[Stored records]
· · · · ·
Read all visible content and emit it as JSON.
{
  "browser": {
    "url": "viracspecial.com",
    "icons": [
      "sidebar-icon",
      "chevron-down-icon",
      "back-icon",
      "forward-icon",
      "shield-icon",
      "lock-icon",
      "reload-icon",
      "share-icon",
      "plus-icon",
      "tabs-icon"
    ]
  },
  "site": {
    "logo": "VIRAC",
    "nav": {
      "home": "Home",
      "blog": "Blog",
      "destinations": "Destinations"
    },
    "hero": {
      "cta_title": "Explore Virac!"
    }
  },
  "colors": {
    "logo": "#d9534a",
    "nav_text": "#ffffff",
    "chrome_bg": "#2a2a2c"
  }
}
· · · · ·
What is needed:
Faithfully copy every entry, leaving nothing out.

Full solution:
Read all visible content and emit it as JSON.
{
  "browser": {
    "url": "viracspecial.com",
    "icons": [
      "sidebar-icon",
      "chevron-down-icon",
      "back-icon",
      "forward-icon",
      "shield-icon",
      "lock-icon",
      "reload-icon",
      "share-icon",
      "plus-icon",
      "tabs-icon"
    ]
  },
  "site": {
    "logo": "VIRAC",
    "nav": {
      "home": "Home",
      "blog": "Blog",
      "destinations": "Destinations"
    },
    "hero": {
      "cta_title": "Explore Virac!"
    }
  },
  "colors": {
    "logo": "#d9534a",
    "nav_text": "#ffffff",
    "chrome_bg": "#2a2a2c"
  }
}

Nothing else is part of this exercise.